## WHAT THIS TASK INVOLVES
Write out each record again exactly as it stands.

#####

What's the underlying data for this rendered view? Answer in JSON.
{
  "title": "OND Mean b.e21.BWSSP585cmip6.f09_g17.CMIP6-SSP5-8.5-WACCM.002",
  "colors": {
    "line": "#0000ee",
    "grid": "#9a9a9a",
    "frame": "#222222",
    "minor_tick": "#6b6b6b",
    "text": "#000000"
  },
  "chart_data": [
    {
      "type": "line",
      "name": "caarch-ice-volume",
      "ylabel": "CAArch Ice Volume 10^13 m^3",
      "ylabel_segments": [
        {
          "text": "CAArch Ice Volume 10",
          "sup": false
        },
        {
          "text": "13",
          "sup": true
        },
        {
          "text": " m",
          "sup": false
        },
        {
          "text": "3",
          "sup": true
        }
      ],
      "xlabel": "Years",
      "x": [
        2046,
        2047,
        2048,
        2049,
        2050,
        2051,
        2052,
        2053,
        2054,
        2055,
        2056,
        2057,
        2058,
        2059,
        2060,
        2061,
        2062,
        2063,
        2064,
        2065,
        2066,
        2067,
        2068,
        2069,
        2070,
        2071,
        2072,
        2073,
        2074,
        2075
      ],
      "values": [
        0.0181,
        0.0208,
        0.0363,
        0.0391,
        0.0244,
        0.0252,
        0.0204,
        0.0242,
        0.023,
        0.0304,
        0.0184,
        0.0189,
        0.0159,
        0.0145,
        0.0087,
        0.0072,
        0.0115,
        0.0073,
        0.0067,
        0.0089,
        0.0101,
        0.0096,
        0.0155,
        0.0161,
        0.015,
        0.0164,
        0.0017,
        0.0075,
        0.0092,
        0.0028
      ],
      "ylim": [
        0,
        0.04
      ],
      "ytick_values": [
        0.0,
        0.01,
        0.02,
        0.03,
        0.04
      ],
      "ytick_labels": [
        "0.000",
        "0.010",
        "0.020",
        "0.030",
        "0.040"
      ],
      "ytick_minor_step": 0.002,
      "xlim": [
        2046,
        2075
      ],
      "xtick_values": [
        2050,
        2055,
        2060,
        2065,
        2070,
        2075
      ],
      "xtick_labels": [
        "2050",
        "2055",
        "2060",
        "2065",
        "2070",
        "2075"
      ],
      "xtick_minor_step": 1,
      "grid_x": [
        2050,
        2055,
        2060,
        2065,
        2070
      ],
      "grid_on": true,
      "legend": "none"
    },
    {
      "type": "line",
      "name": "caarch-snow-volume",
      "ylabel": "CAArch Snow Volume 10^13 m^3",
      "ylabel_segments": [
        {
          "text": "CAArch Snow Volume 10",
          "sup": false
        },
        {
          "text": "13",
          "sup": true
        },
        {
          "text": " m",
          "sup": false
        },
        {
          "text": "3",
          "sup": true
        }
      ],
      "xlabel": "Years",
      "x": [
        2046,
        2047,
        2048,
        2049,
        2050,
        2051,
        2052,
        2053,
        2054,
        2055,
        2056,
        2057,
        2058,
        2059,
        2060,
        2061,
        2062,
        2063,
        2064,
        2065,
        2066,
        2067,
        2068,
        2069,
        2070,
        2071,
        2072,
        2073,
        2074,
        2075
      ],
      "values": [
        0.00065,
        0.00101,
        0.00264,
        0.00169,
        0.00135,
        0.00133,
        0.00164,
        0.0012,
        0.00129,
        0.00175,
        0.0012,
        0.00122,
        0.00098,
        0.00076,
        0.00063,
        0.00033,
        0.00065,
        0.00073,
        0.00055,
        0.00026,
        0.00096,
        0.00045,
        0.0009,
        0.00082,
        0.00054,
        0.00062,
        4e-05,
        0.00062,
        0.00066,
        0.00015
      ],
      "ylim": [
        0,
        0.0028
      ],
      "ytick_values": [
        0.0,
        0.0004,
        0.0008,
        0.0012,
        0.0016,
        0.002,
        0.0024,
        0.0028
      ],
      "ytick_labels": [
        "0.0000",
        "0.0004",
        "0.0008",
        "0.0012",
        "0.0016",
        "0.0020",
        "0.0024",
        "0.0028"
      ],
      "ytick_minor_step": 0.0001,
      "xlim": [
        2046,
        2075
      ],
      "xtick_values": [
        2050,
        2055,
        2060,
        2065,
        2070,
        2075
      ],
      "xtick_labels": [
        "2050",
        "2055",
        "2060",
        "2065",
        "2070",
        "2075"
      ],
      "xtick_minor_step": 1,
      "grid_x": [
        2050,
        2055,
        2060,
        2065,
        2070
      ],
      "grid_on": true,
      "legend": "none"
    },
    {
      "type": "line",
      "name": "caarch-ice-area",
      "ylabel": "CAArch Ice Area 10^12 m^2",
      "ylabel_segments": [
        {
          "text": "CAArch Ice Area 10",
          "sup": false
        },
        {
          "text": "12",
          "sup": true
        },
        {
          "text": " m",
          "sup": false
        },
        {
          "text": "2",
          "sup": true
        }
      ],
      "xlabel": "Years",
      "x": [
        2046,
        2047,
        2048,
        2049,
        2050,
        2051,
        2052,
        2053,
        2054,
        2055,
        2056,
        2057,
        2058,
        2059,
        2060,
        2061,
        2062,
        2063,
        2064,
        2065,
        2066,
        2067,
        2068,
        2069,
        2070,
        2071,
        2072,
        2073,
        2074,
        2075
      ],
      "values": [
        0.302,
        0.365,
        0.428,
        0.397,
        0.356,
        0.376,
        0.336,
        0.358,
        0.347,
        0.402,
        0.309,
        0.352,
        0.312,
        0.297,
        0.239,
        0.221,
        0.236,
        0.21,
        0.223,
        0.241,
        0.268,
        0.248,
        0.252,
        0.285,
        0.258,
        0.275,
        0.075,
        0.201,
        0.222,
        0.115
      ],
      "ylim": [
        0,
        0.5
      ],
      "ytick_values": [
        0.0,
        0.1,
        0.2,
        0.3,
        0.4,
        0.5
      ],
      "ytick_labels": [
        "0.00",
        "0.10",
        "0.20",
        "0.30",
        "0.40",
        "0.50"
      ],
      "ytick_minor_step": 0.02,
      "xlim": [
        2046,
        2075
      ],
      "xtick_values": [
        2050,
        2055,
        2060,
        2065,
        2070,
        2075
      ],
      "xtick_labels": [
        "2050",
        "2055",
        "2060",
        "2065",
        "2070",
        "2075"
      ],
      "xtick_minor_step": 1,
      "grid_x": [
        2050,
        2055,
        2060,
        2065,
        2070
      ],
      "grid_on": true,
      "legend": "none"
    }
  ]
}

#####

## TASK ANSWER
What's the underlying data for this rendered view? Answer in JSON.
{
  "title": "OND Mean b.e21.BWSSP585cmip6.f09_g17.CMIP6-SSP5-8.5-WACCM.002",
  "colors": {
    "line": "#0000ee",
    "grid": "#9a9a9a",
    "frame": "#222222",
    "minor_tick": "#6b6b6b",
    "text": "#000000"
  },
  "chart_data": [
    {
      "type": "line",
      "name": "caarch-ice-volume",
      "ylabel": "CAArch Ice Volume 10^13 m^3",
      "ylabel_segments": [
        {
          "text": "CAArch Ice Volume 10",
          "sup": false
        },
        {
          "text": "13",
          "sup": true
        },
        {
          "text": " m",
          "sup": false
        },
        {
          "text": "3",
          "sup": true
        }
      ],
      "xlabel": "Years",
      "x": [
        2046,
        2047,
        2048,
        2049,
        2050,
        2051,
        2052,
        2053,
        2054,
        2055,
        2056,
        2057,
        2058,
        2059,
        2060,
        2061,
        2062,
        2063,
        2064,
        2065,
        2066,
        2067,
        2068,
        2069,
        2070,
        2071,
        2072,
        2073,
        2074,
        2075
      ],
      "values": [
        0.0181,
        0.0208,
        0.0363,
        0.0391,
        0.0244,
        0.0252,
        0.0204,
        0.0242,
        0.023,
        0.0304,
        0.0184,
        0.0189,
        0.0159,
        0.0145,
        0.0087,
        0.0072,
        0.0115,
        0.0073,
        0.0067,
        0.0089,
        0.0101,
        0.0096,
        0.0155,
        0.0161,
        0.015,
        0.0164,
        0.0017,
        0.0075,
        0.0092,
        0.0028
      ],
      "ylim": [
        0,
        0.04
      ],
      "ytick_values": [
        0.0,
        0.01,
        0.02,
        0.03,
        0.04
      ],
      "ytick_labels": [
        "0.000",
        "0.010",
        "0.020",
        "0.030",
        "0.040"
      ],
      "ytick_minor_step": 0.002,
      "xlim": [
        2046,
        2075
      ],
      "xtick_values": [
        2050,
        2055,
        2060,
        2065,
        2070,
        2075
      ],
      "xtick_labels": [
        "2050",
        "2055",
        "2060",
        "2065",
        "2070",
        "2075"
      ],
      "xtick_minor_step": 1,
      "grid_x": [
        2050,
        2055,
        2060,
        2065,
        2070
      ],
      "grid_on": true,
      "legend": "none"
    },
    {
      "type": "line",
      "name": "caarch-snow-volume",
      "ylabel": "CAArch Snow Volume 10^13 m^3",
      "ylabel_segments": [
        {
          "text": "CAArch Snow Volume 10",
          "sup": false
        },
        {
          "text": "13",
          "sup": true
        },
        {
          "text": " m",
          "sup": false
        },
        {
          "text": "3",
          "sup": true
        }
      ],
      "xlabel": "Years",
      "x": [
        2046,
        2047,
        2048,
        2049,
        2050,
        2051,
        2052,
        2053,
        2054,
        2055,
        2056,
        2057,
        2058,
        2059,
        2060,
        2061,
        2062,
        2063,
        2064,
        2065,
        2066,
        2067,
        2068,
        2069,
        2070,
        2071,
        2072,
        2073,
        2074,
        2075
      ],
      "values": [
        0.00065,
        0.00101,
        0.00264,
        0.00169,
        0.00135,
        0.00133,
        0.00164,
        0.0012,
        0.00129,
        0.00175,
        0.0012,
        0.00122,
        0.00098,
        0.00076,
        0.00063,
        0.00033,
        0.00065,
        0.00073,
        0.00055,
        0.00026,
        0.00096,
        0.00045,
        0.0009,
        0.00082,
        0.00054,
        0.00062,
        4e-05,
        0.00062,
        0.00066,
        0.00015
      ],
      "ylim": [
        0,
        0.0028
      ],
      "ytick_values": [
        0.0,
        0.0004,
        0.0008,
        0.0012,
        0.0016,
        0.002,
        0.0024,
        0.0028
      ],
      "ytick_labels": [
        "0.0000",
        "0.0004",
        "0.0008",
        "0.0012",
        "0.0016",
        "0.0020",
        "0.0024",
        "0.0028"
      ],
      "ytick_minor_step": 0.0001,
      "xlim": [
        2046,
        2075
      ],
      "xtick_values": [
        2050,
        2055,
        2060,
        2065,
        2070,
        2075
      ],
      "xtick_labels": [
        "2050",
        "2055",
        "2060",
        "2065",
        "2070",
        "2075"
      ],
      "xtick_minor_step": 1,
      "grid_x": [
        2050,
        2055,
        2060,
        2065,
        2070
      ],
      "grid_on": true,
      "legend": "none"
    },
    {
      "type": "line",
      "name": "caarch-ice-area",
      "ylabel": "CAArch Ice Area 10^12 m^2",
      "ylabel_segments": [
        {
          "text": "CAArch Ice Area 10",
          "sup": false
        },
        {
          "text": "12",
          "sup": true
        },
        {
          "text": " m",
          "sup": false
        },
        {
          "text": "2",
          "sup": true
        }
      ],
      "xlabel": "Years",
      "x": [
        2046,
        2047,
        2048,
        2049,
        2050,
        2051,
        2052,
        2053,
        2054,
        2055,
        2056,
        2057,
        2058,
        2059,
        2060,
        2061,
        2062,
        2063,
        2064,
        2065,
        2066,
        2067,
        2068,
        2069,
        2070,
        2071,
        2072,
        2073,
        2074,
        2075
      ],
      "values": [
        0.302,
        0.365,
        0.428,
        0.397,
        0.356,
        0.376,
        0.336,
        0.358,
        0.347,
        0.402,
        0.309,
        0.352,
        0.312,
        0.297,
        0.239,
        0.221,
        0.236,
        0.21,
        0.223,
        0.241,
        0.268,
        0.248,
        0.252,
        0.285,
        0.258,
        0.275,
        0.075,
        0.201,
        0.222,
        0.115
      ],
      "ylim": [
        0,
        0.5
      ],
      "ytick_values": [
        0.0,
        0.1,
        0.2,
        0.3,
        0.4,
        0.5
      ],
      "ytick_labels": [
        "0.00",
        "0.10",
        "0.20",
        "0.30",
        "0.40",
        "0.50"
      ],
      "ytick_minor_step": 0.02,
      "xlim": [
        2046,
        2075
      ],
      "xtick_values": [
        2050,
        2055,
        2060,
        2065,
        2070,
        2075
      ],
      "xtick_labels": [
        "2050",
        "2055",
        "2060",
        "2065",
        "2070",
        "2075"
      ],
      "xtick_minor_step": 1,
      "grid_x": [
        2050,
        2055,
        2060,
        2065,
        2070
      ],
      "grid_on": true,
      "legend": "none"
    }
  ]
}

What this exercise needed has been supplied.